Stored data:
Begin

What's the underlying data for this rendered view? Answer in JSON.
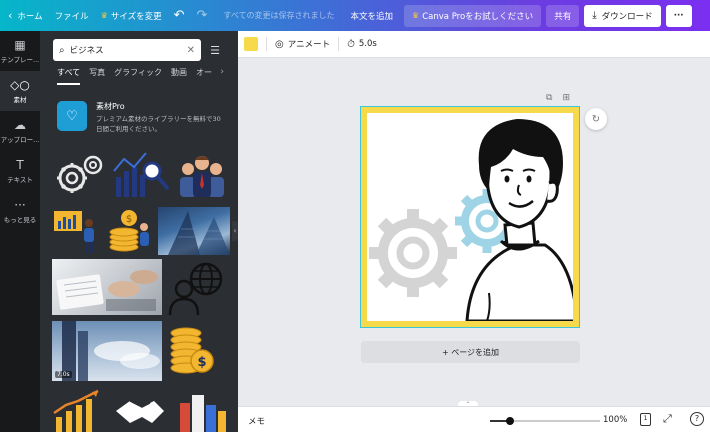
{
  "topbar": {
    "home": "ホーム",
    "file": "ファイル",
    "resize": "サイズを変更",
    "saved": "すべての変更は保存されました",
    "add_text": "本文を追加",
    "pro_trial": "Canva Proをお試しください",
    "share": "共有",
    "download": "ダウンロード",
    "more": "···"
  },
  "rail": {
    "items": [
      {
        "label": "テンプレー...",
        "icon": "template-icon"
      },
      {
        "label": "素材",
        "icon": "elements-icon"
      },
      {
        "label": "アップロー...",
        "icon": "upload-icon"
      },
      {
        "label": "テキスト",
        "icon": "text-icon"
      },
      {
        "label": "もっと見る",
        "icon": "more-icon"
      }
    ]
  },
  "panel": {
    "search_value": "ビジネス",
    "tabs": [
      "すべて",
      "写真",
      "グラフィック",
      "動画",
      "オー"
    ],
    "promo_title": "素材Pro",
    "promo_desc_line1": "プレミアム素材のライブラリーを無料で30",
    "promo_desc_line2": "日間ご利用ください。",
    "video_duration": "7.0s"
  },
  "context_toolbar": {
    "animate": "アニメート",
    "duration": "5.0s",
    "color": "#f7d94c"
  },
  "canvas": {
    "add_page": "+ ページを追加"
  },
  "bottombar": {
    "memo": "メモ",
    "zoom": "100%",
    "page_count": "1",
    "help": "?",
    "zoom_fraction": 0.18
  },
  "colors": {
    "accent_yellow": "#f7d94c",
    "selection_cyan": "#3fc5d8",
    "panel_bg": "#2b2e33",
    "rail_bg": "#18191b"
  }
}
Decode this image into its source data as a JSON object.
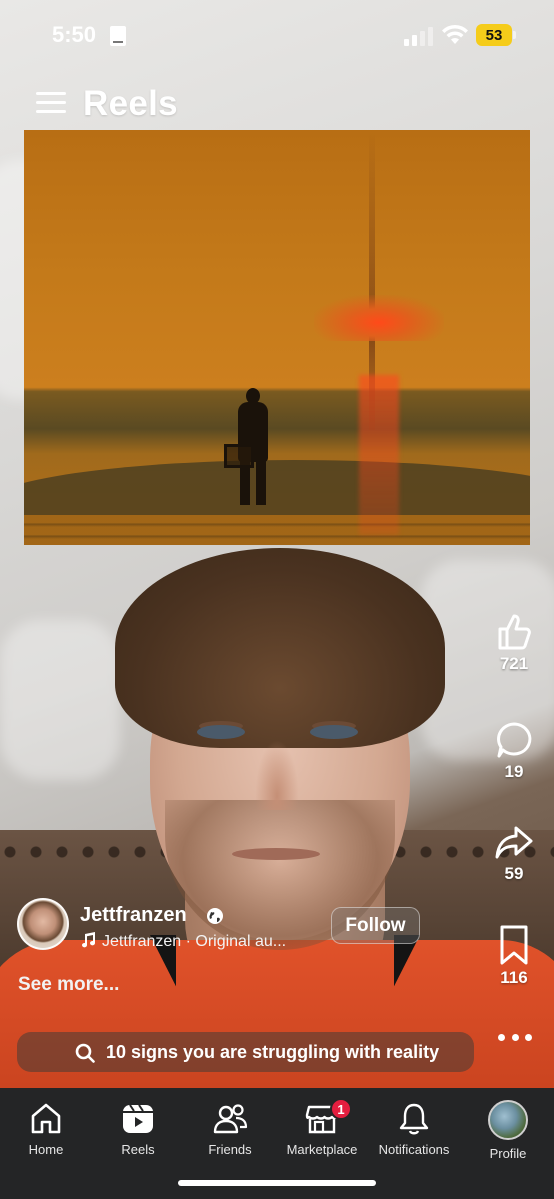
{
  "status_bar": {
    "time": "5:50",
    "battery": "53"
  },
  "header": {
    "title": "Reels"
  },
  "actions": {
    "likes": "721",
    "comments": "19",
    "shares": "59",
    "saves": "116"
  },
  "author": {
    "name": "Jettfranzen",
    "audio": "Jettfranzen · Original au...",
    "follow_label": "Follow",
    "see_more": "See more..."
  },
  "search": {
    "text": "10 signs you are struggling with reality"
  },
  "nav": {
    "home": "Home",
    "reels": "Reels",
    "friends": "Friends",
    "marketplace": "Marketplace",
    "marketplace_badge": "1",
    "notifications": "Notifications",
    "profile": "Profile"
  },
  "colors": {
    "nav_bg": "#242526",
    "badge": "#e41e3f",
    "battery": "#f5cc1a"
  }
}
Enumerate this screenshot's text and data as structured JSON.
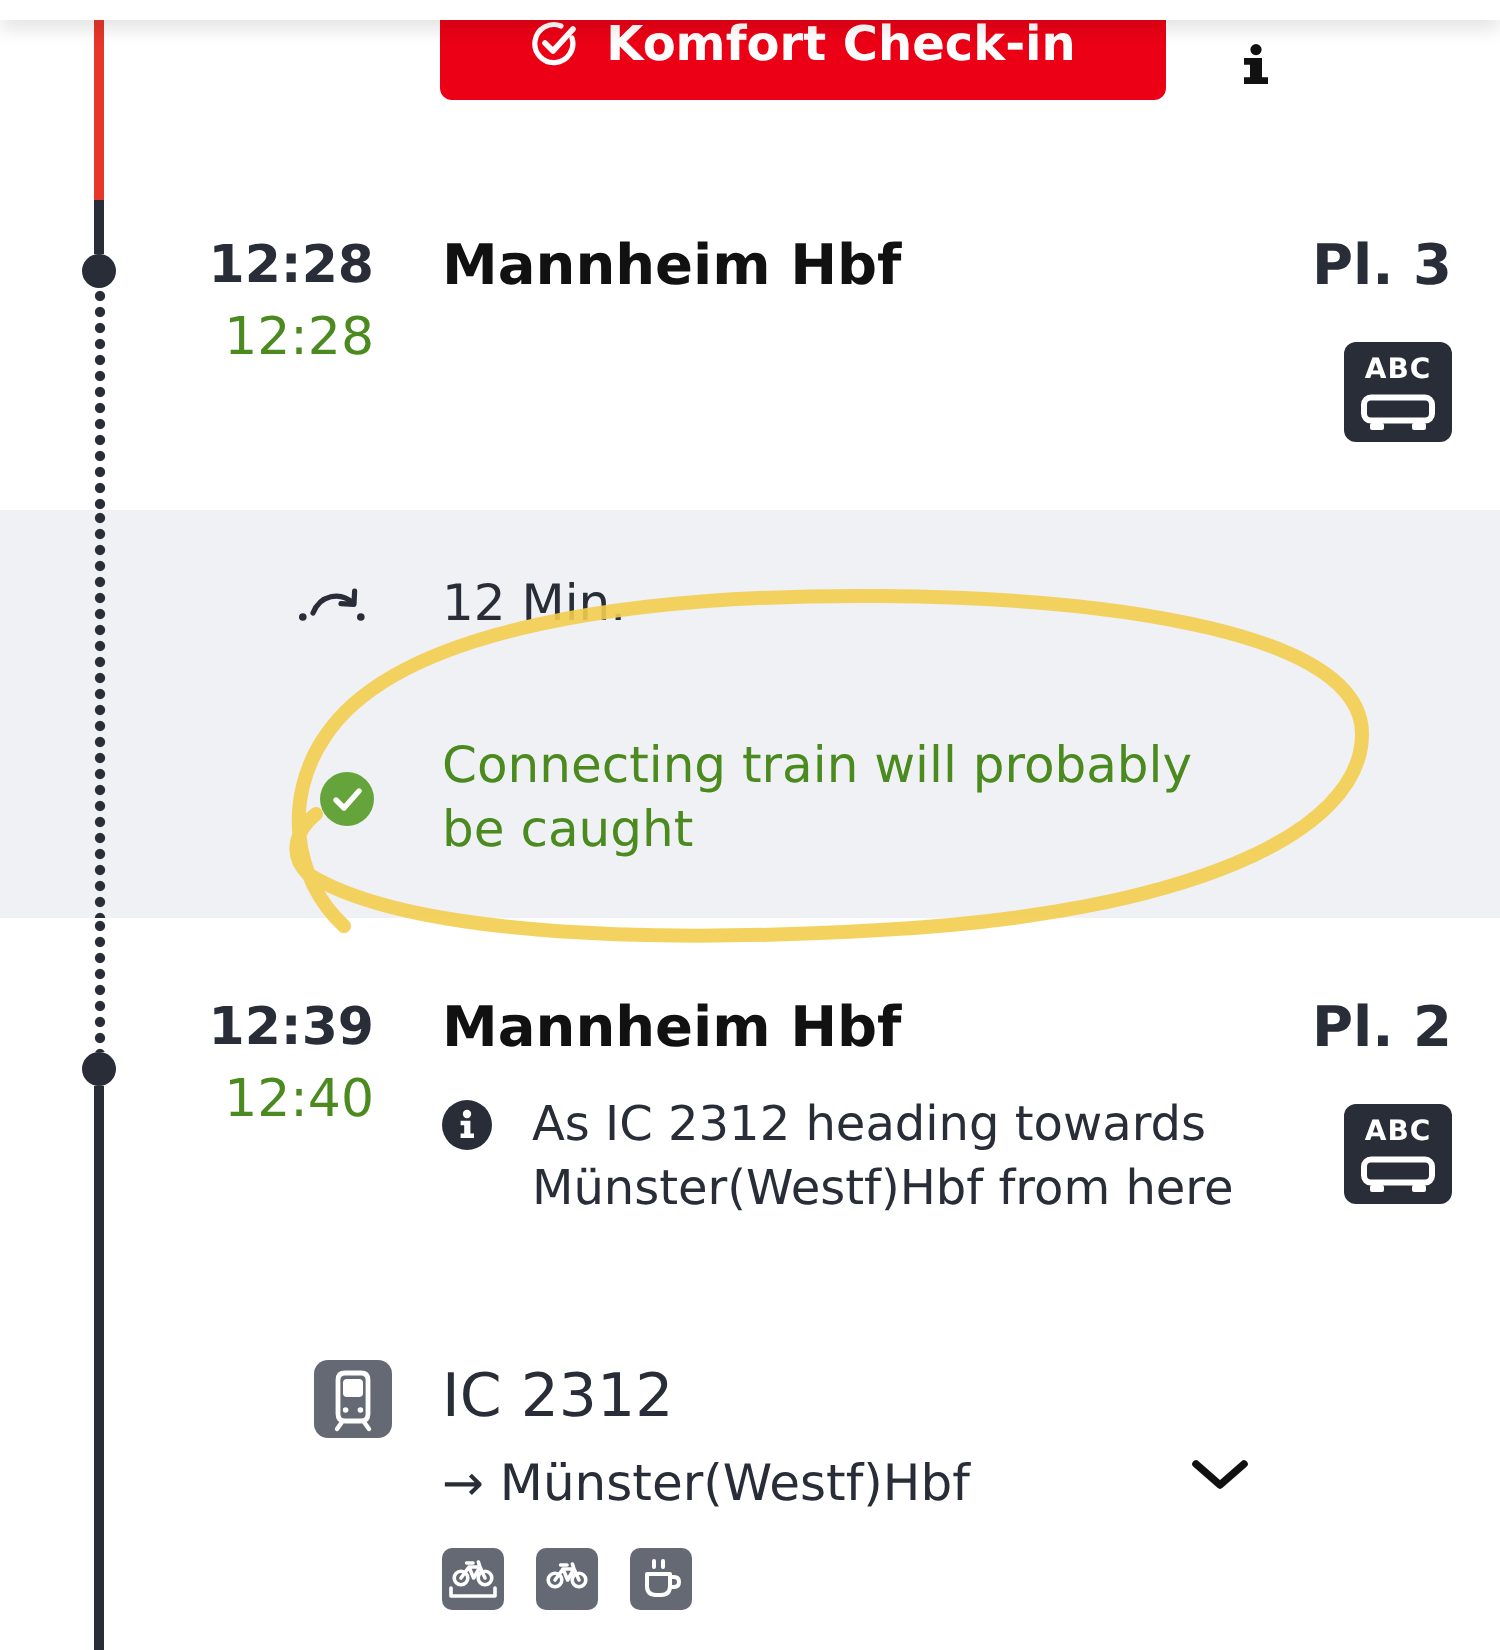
{
  "sections": [
    {
      "kind": "checkin",
      "accent": true,
      "button": "Komfort Check-in"
    },
    {
      "kind": "stop",
      "dotted_above": false,
      "dotted_below": true,
      "scheduled": "12:28",
      "actual": "12:28",
      "on_time": true,
      "station": "Mannheim Hbf",
      "platform": "Pl. 3",
      "coach_label": "ABC"
    },
    {
      "kind": "transfer",
      "dotted": true,
      "duration": "12 Min.",
      "status": "Connecting train will probably be caught",
      "ok": true,
      "highlighted": true
    },
    {
      "kind": "stop",
      "dotted_above": true,
      "dotted_below": false,
      "scheduled": "12:39",
      "actual": "12:40",
      "on_time": true,
      "station": "Mannheim Hbf",
      "platform": "Pl. 2",
      "coach_label": "ABC",
      "note": "As IC 2312 heading towards Münster(Westf)Hbf from here"
    },
    {
      "kind": "train",
      "dotted": false,
      "name": "IC 2312",
      "direction": "→ Münster(Westf)Hbf",
      "expanded": false,
      "amenities": [
        {
          "kind": "bike_reservation"
        },
        {
          "kind": "bike"
        },
        {
          "kind": "bistro"
        }
      ]
    }
  ]
}
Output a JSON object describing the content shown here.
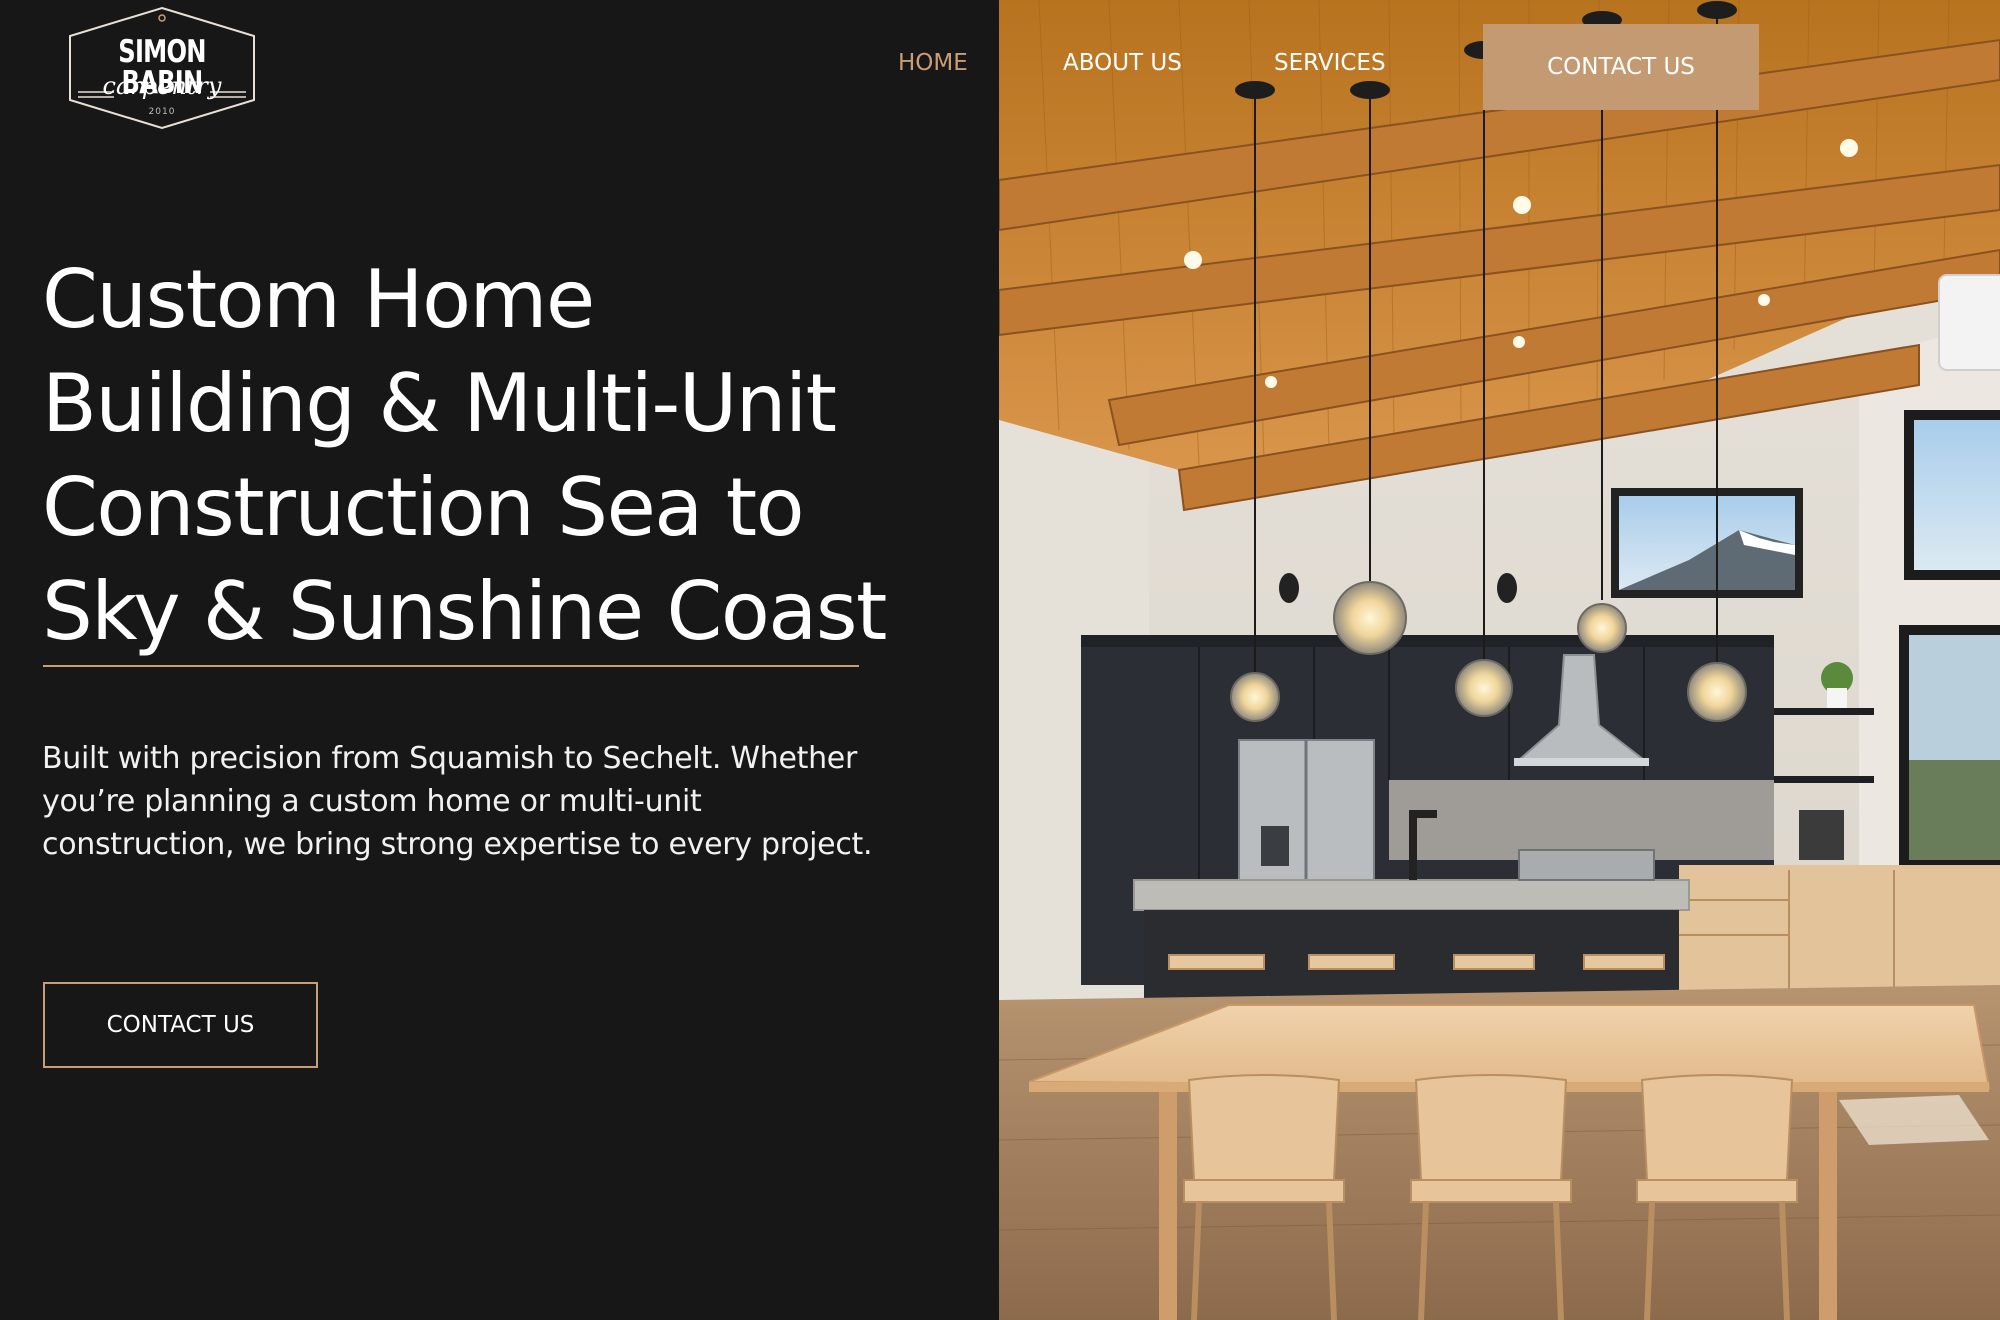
{
  "brand": {
    "name": "SIMON BABIN",
    "script": "carpentry",
    "year": "2010"
  },
  "nav": {
    "home": "HOME",
    "about": "ABOUT US",
    "services": "SERVICES",
    "contact": "CONTACT US",
    "active": "HOME"
  },
  "hero": {
    "title_lines": [
      "Custom Home",
      "Building & Multi-Unit",
      "Construction Sea to",
      "Sky & Sunshine Coast"
    ],
    "subtitle": "Built with precision from Squamish to Sechelt. Whether you’re planning a custom home or multi-unit construction, we bring strong expertise to every project.",
    "cta": "CONTACT US"
  },
  "colors": {
    "background": "#171717",
    "accent": "#c99d76",
    "text": "#ffffff"
  }
}
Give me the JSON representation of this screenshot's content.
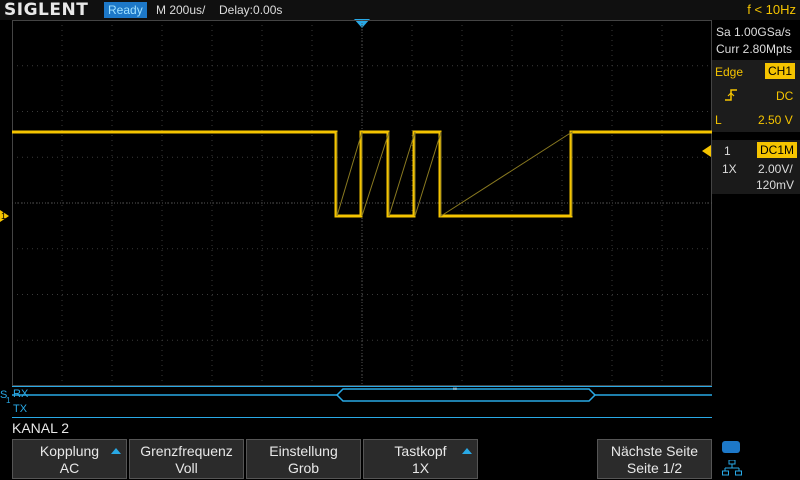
{
  "topbar": {
    "brand": "SIGLENT",
    "status": "Ready",
    "timebase": "M 200us/",
    "delay": "Delay:0.00s",
    "frequency": "f < 10Hz"
  },
  "acquisition": {
    "sample_rate": "Sa 1.00GSa/s",
    "memory_depth": "Curr 2.80Mpts"
  },
  "trigger": {
    "type": "Edge",
    "source": "CH1",
    "slope_icon": "rising-edge-icon",
    "coupling": "DC",
    "level_label": "L",
    "level": "2.50 V"
  },
  "channel1": {
    "number": "1",
    "coupling": "DC1M",
    "probe": "1X",
    "scale": "2.00V/",
    "offset": "120mV",
    "marker": "1"
  },
  "serial": {
    "prefix": "S",
    "index": "1",
    "rx_label": "RX",
    "tx_label": "TX",
    "decoded_value": "\""
  },
  "menu": {
    "title": "KANAL 2",
    "softkeys": [
      {
        "label": "Kopplung",
        "value": "AC"
      },
      {
        "label": "Grenzfrequenz",
        "value": "Voll"
      },
      {
        "label": "Einstellung",
        "value": "Grob"
      },
      {
        "label": "Tastkopf",
        "value": "1X"
      },
      {
        "label": "Nächste Seite",
        "value": "Seite 1/2"
      }
    ]
  },
  "icons": {
    "usb": "usb-icon",
    "network": "network-icon"
  },
  "colors": {
    "channel1": "#f5c400",
    "accent": "#29a9e6",
    "status_bg": "#1d78c8"
  }
}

End

INSTRUCTIONS TO FOLLOW -
Reproduce all of the data exactly, omitting each picture it holds.

ANSWER TO THIS EXERCISE -
What's the underlying data for this rendered view? Answer in JSON.
{
  "topbar": {
    "home": "ホーム",
    "file": "ファイル",
    "resize": "サイズを変更",
    "saved": "すべての変更は保存されました",
    "add_text": "本文を追加",
    "pro_trial": "Canva Proをお試しください",
    "share": "共有",
    "download": "ダウンロード",
    "more": "···"
  },
  "rail": {
    "items": [
      {
        "label": "テンプレー...",
        "icon": "template-icon"
      },
      {
        "label": "素材",
        "icon": "elements-icon"
      },
      {
        "label": "アップロー...",
        "icon": "upload-icon"
      },
      {
        "label": "テキスト",
        "icon": "text-icon"
      },
      {
        "label": "もっと見る",
        "icon": "more-icon"
      }
    ]
  },
  "panel": {
    "search_value": "ビジネス",
    "tabs": [
      "すべて",
      "写真",
      "グラフィック",
      "動画",
      "オー"
    ],
    "promo_title": "素材Pro",
    "promo_desc_line1": "プレミアム素材のライブラリーを無料で30",
    "promo_desc_line2": "日間ご利用ください。",
    "video_duration": "7.0s"
  },
  "context_toolbar": {
    "animate": "アニメート",
    "duration": "5.0s",
    "color": "#f7d94c"
  },
  "canvas": {
    "add_page": "+ ページを追加"
  },
  "bottombar": {
    "memo": "メモ",
    "zoom": "100%",
    "page_count": "1",
    "help": "?",
    "zoom_fraction": 0.18
  },
  "colors": {
    "accent_yellow": "#f7d94c",
    "selection_cyan": "#3fc5d8",
    "panel_bg": "#2b2e33",
    "rail_bg": "#18191b"
  }
}
Decode this image into its source data as a JSON object.
{
  "status_bar": {
    "time": "5:50",
    "battery": "53"
  },
  "header": {
    "title": "Reels"
  },
  "actions": {
    "likes": "721",
    "comments": "19",
    "shares": "59",
    "saves": "116"
  },
  "author": {
    "name": "Jettfranzen",
    "audio": "Jettfranzen · Original au...",
    "follow_label": "Follow",
    "see_more": "See more..."
  },
  "search": {
    "text": "10 signs you are struggling with reality"
  },
  "nav": {
    "home": "Home",
    "reels": "Reels",
    "friends": "Friends",
    "marketplace": "Marketplace",
    "marketplace_badge": "1",
    "notifications": "Notifications",
    "profile": "Profile"
  },
  "colors": {
    "nav_bg": "#242526",
    "badge": "#e41e3f",
    "battery": "#f5cc1a"
  }
}
Enumerate this screenshot's text and data as structured JSON.
{
  "sections": [
    {
      "kind": "checkin",
      "accent": true,
      "button": "Komfort Check-in"
    },
    {
      "kind": "stop",
      "dotted_above": false,
      "dotted_below": true,
      "scheduled": "12:28",
      "actual": "12:28",
      "on_time": true,
      "station": "Mannheim Hbf",
      "platform": "Pl. 3",
      "coach_label": "ABC"
    },
    {
      "kind": "transfer",
      "dotted": true,
      "duration": "12 Min.",
      "status": "Connecting train will probably be caught",
      "ok": true,
      "highlighted": true
    },
    {
      "kind": "stop",
      "dotted_above": true,
      "dotted_below": false,
      "scheduled": "12:39",
      "actual": "12:40",
      "on_time": true,
      "station": "Mannheim Hbf",
      "platform": "Pl. 2",
      "coach_label": "ABC",
      "note": "As IC 2312 heading towards Münster(Westf)Hbf from here"
    },
    {
      "kind": "train",
      "dotted": false,
      "name": "IC 2312",
      "direction": "→ Münster(Westf)Hbf",
      "expanded": false,
      "amenities": [
        {
          "kind": "bike_reservation"
        },
        {
          "kind": "bike"
        },
        {
          "kind": "bistro"
        }
      ]
    }
  ]
}
Output a JSON object describing the content shown here.
{
  "brand": {
    "name": "SIMON BABIN",
    "script": "carpentry",
    "year": "2010"
  },
  "nav": {
    "home": "HOME",
    "about": "ABOUT US",
    "services": "SERVICES",
    "contact": "CONTACT US",
    "active": "HOME"
  },
  "hero": {
    "title_lines": [
      "Custom Home",
      "Building & Multi-Unit",
      "Construction Sea to",
      "Sky & Sunshine Coast"
    ],
    "subtitle": "Built with precision from Squamish to Sechelt. Whether you’re planning a custom home or multi-unit construction, we bring strong expertise to every project.",
    "cta": "CONTACT US"
  },
  "colors": {
    "background": "#171717",
    "accent": "#c99d76",
    "text": "#ffffff"
  }
}
Give me the JSON representation of this screenshot's content.
{
  "topbar": {
    "brand": "SIGLENT",
    "status": "Ready",
    "timebase": "M 200us/",
    "delay": "Delay:0.00s",
    "frequency": "f < 10Hz"
  },
  "acquisition": {
    "sample_rate": "Sa 1.00GSa/s",
    "memory_depth": "Curr 2.80Mpts"
  },
  "trigger": {
    "type": "Edge",
    "source": "CH1",
    "slope_icon": "rising-edge-icon",
    "coupling": "DC",
    "level_label": "L",
    "level": "2.50 V"
  },
  "channel1": {
    "number": "1",
    "coupling": "DC1M",
    "probe": "1X",
    "scale": "2.00V/",
    "offset": "120mV",
    "marker": "1"
  },
  "serial": {
    "prefix": "S",
    "index": "1",
    "rx_label": "RX",
    "tx_label": "TX",
    "decoded_value": "\""
  },
  "menu": {
    "title": "KANAL 2",
    "softkeys": [
      {
        "label": "Kopplung",
        "value": "AC"
      },
      {
        "label": "Grenzfrequenz",
        "value": "Voll"
      },
      {
        "label": "Einstellung",
        "value": "Grob"
      },
      {
        "label": "Tastkopf",
        "value": "1X"
      },
      {
        "label": "Nächste Seite",
        "value": "Seite 1/2"
      }
    ]
  },
  "icons": {
    "usb": "usb-icon",
    "network": "network-icon"
  },
  "colors": {
    "channel1": "#f5c400",
    "accent": "#29a9e6",
    "status_bg": "#1d78c8"
  }
}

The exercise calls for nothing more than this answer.